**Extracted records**
★ ★ ★ ★ ★ ★ ★
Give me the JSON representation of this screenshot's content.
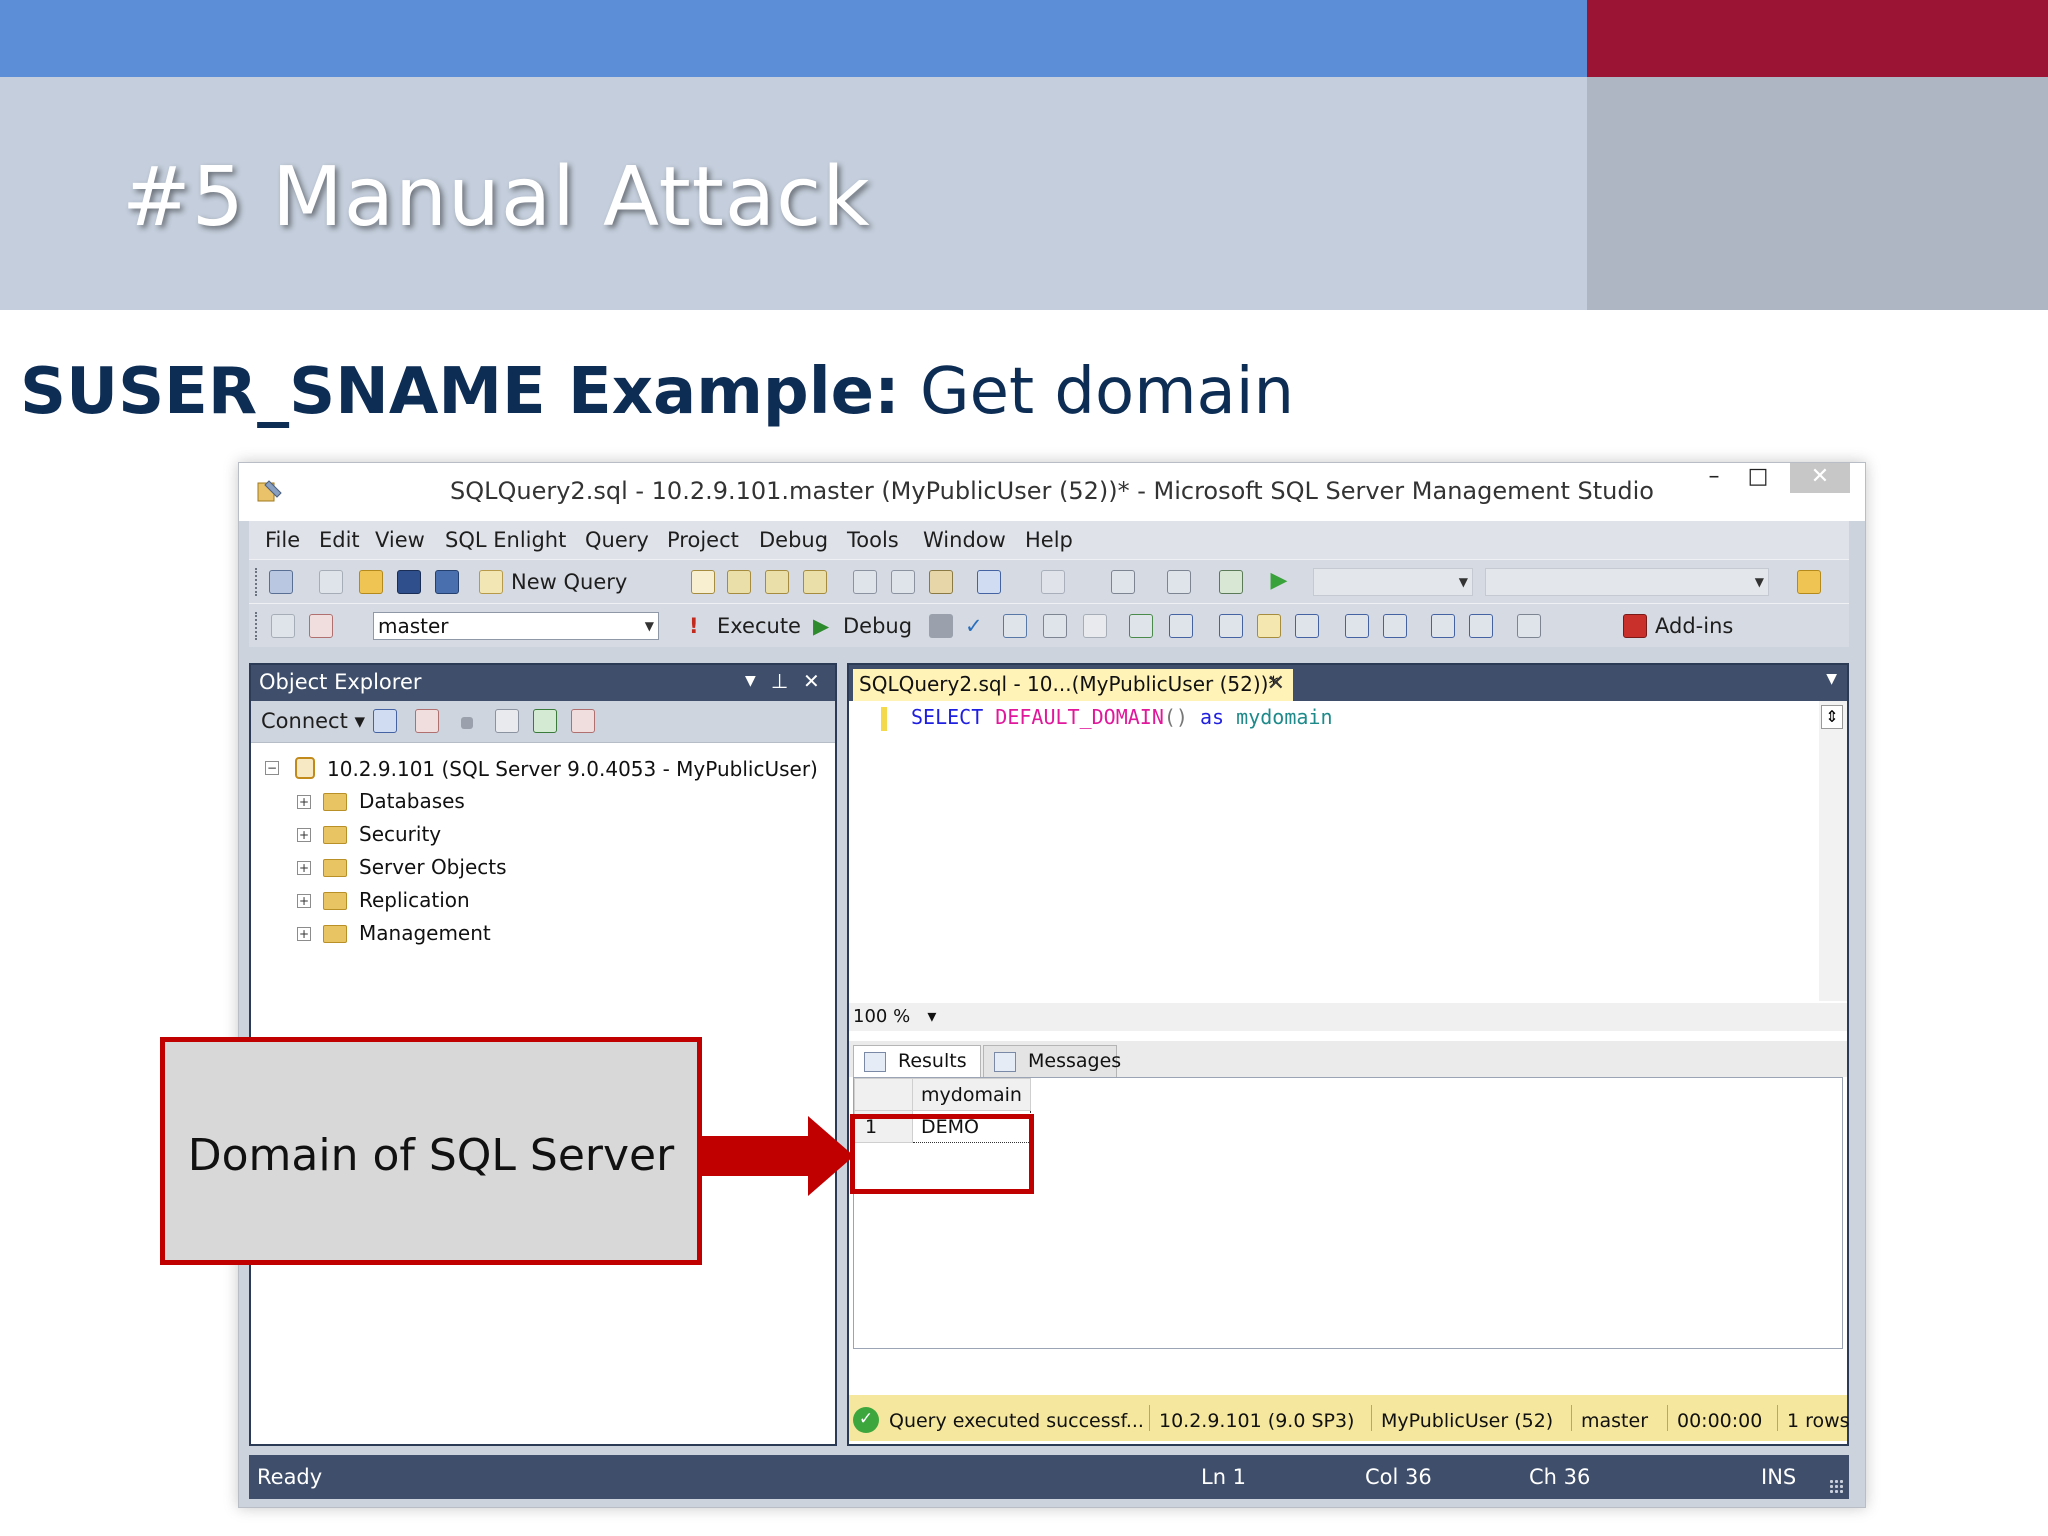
{
  "slide": {
    "title": "#5 Manual Attack",
    "subtitle_bold": "SUSER_SNAME Example:",
    "subtitle_rest": " Get domain",
    "colors": {
      "top_bar": "#5b8ed6",
      "accent": "#9b1434",
      "title_band": "#c4cedc",
      "subtitle": "#0d2d55",
      "callout_border": "#c00000"
    }
  },
  "window": {
    "title": "SQLQuery2.sql - 10.2.9.101.master (MyPublicUser (52))* - Microsoft SQL Server Management Studio",
    "buttons": {
      "minimize": "–",
      "maximize": "□",
      "close": "✕"
    }
  },
  "menu": [
    "File",
    "Edit",
    "View",
    "SQL Enlight",
    "Query",
    "Project",
    "Debug",
    "Tools",
    "Window",
    "Help"
  ],
  "toolbar1": {
    "new_query": "New Query"
  },
  "toolbar2": {
    "database": "master",
    "execute": "Execute",
    "debug": "Debug",
    "addins": "Add-ins"
  },
  "object_explorer": {
    "title": "Object Explorer",
    "connect": "Connect",
    "server": "10.2.9.101 (SQL Server 9.0.4053 - MyPublicUser)",
    "nodes": [
      "Databases",
      "Security",
      "Server Objects",
      "Replication",
      "Management"
    ]
  },
  "editor": {
    "tab_title": "SQLQuery2.sql - 10...(MyPublicUser (52))*",
    "code": {
      "select": "SELECT",
      "func": "DEFAULT_DOMAIN",
      "parens": "()",
      "as": "as",
      "alias": "mydomain"
    },
    "zoom": "100 %"
  },
  "results": {
    "tabs": [
      "Results",
      "Messages"
    ],
    "column": "mydomain",
    "row_number": "1",
    "value": "DEMO"
  },
  "exec_status": {
    "message": "Query executed successf...",
    "server": "10.2.9.101 (9.0 SP3)",
    "user": "MyPublicUser (52)",
    "db": "master",
    "time": "00:00:00",
    "rows": "1 rows"
  },
  "statusbar": {
    "ready": "Ready",
    "ln": "Ln 1",
    "col": "Col 36",
    "ch": "Ch 36",
    "mode": "INS"
  },
  "callout": {
    "text": "Domain of SQL Server"
  }
}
★ ★ ★ ★ ★ ★ ★
**What you will do**
Go through the listing above and quote it exactly, apart from its images.

**Answer in full**
Give me the JSON representation of this screenshot's content.
{
  "slide": {
    "title": "#5 Manual Attack",
    "subtitle_bold": "SUSER_SNAME Example:",
    "subtitle_rest": " Get domain",
    "colors": {
      "top_bar": "#5b8ed6",
      "accent": "#9b1434",
      "title_band": "#c4cedc",
      "subtitle": "#0d2d55",
      "callout_border": "#c00000"
    }
  },
  "window": {
    "title": "SQLQuery2.sql - 10.2.9.101.master (MyPublicUser (52))* - Microsoft SQL Server Management Studio",
    "buttons": {
      "minimize": "–",
      "maximize": "□",
      "close": "✕"
    }
  },
  "menu": [
    "File",
    "Edit",
    "View",
    "SQL Enlight",
    "Query",
    "Project",
    "Debug",
    "Tools",
    "Window",
    "Help"
  ],
  "toolbar1": {
    "new_query": "New Query"
  },
  "toolbar2": {
    "database": "master",
    "execute": "Execute",
    "debug": "Debug",
    "addins": "Add-ins"
  },
  "object_explorer": {
    "title": "Object Explorer",
    "connect": "Connect",
    "server": "10.2.9.101 (SQL Server 9.0.4053 - MyPublicUser)",
    "nodes": [
      "Databases",
      "Security",
      "Server Objects",
      "Replication",
      "Management"
    ]
  },
  "editor": {
    "tab_title": "SQLQuery2.sql - 10...(MyPublicUser (52))*",
    "code": {
      "select": "SELECT",
      "func": "DEFAULT_DOMAIN",
      "parens": "()",
      "as": "as",
      "alias": "mydomain"
    },
    "zoom": "100 %"
  },
  "results": {
    "tabs": [
      "Results",
      "Messages"
    ],
    "column": "mydomain",
    "row_number": "1",
    "value": "DEMO"
  },
  "exec_status": {
    "message": "Query executed successf...",
    "server": "10.2.9.101 (9.0 SP3)",
    "user": "MyPublicUser (52)",
    "db": "master",
    "time": "00:00:00",
    "rows": "1 rows"
  },
  "statusbar": {
    "ready": "Ready",
    "ln": "Ln 1",
    "col": "Col 36",
    "ch": "Ch 36",
    "mode": "INS"
  },
  "callout": {
    "text": "Domain of SQL Server"
  }
}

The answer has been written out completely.